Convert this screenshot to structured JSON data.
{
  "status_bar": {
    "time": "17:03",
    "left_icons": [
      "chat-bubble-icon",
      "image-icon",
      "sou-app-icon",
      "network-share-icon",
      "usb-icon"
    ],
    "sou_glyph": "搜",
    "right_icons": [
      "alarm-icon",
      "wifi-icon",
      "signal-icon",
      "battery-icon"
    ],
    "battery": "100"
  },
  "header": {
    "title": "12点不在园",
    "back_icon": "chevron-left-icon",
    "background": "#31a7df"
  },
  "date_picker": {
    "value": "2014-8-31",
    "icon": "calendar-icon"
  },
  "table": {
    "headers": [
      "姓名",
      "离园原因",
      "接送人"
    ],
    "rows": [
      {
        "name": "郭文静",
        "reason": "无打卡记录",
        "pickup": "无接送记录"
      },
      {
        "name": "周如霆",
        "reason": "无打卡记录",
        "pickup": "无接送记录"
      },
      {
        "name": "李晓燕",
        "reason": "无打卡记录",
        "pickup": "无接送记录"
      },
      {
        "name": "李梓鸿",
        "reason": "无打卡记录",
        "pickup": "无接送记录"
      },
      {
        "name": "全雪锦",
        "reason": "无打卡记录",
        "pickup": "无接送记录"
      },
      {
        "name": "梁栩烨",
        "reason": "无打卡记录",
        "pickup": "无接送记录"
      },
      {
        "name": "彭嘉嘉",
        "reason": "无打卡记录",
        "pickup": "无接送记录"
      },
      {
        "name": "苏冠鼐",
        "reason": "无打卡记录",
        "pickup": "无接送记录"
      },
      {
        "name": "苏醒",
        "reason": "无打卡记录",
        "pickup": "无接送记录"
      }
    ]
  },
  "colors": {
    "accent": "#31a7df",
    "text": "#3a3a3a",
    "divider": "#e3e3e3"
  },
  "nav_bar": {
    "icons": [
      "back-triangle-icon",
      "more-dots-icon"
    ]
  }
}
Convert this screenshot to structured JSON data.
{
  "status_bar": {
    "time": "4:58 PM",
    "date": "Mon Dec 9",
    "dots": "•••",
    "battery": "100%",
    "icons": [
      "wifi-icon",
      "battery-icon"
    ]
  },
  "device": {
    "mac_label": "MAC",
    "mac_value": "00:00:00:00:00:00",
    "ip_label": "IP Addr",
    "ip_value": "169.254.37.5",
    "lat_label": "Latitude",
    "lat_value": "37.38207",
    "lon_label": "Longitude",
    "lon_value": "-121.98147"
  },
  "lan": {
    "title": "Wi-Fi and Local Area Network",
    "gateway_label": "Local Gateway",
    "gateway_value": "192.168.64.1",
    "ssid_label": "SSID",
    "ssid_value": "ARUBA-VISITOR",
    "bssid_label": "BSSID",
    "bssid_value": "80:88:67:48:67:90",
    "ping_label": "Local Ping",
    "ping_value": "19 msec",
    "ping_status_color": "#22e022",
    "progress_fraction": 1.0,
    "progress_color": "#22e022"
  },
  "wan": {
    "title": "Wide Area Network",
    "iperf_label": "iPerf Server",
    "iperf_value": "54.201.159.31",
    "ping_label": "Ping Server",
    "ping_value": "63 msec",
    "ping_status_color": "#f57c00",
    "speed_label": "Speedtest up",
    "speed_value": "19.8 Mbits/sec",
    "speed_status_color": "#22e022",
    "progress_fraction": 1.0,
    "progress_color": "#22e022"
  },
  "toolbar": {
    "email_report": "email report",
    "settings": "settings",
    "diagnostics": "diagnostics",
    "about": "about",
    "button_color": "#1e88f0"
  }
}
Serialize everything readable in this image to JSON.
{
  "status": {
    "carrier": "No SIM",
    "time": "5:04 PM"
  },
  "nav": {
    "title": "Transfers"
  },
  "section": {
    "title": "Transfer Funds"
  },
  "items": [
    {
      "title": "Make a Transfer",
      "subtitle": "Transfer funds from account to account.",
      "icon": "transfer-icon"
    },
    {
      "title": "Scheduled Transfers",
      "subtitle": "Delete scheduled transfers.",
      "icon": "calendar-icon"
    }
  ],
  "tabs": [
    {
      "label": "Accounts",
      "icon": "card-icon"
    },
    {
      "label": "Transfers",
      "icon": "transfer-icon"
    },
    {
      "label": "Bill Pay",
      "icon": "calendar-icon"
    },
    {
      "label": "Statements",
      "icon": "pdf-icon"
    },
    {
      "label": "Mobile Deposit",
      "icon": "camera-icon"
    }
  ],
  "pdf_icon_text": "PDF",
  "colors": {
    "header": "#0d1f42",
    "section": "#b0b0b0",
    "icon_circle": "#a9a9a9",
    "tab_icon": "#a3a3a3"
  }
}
◆ ◆ ◆ ◆ ◆
Request:
Select every line of the material above holding the word "Local" and copy it.

Full solution:
    "title": "Wi-Fi and Local Area Network",
    "gateway_label": "Local Gateway",
    "ping_label": "Local Ping",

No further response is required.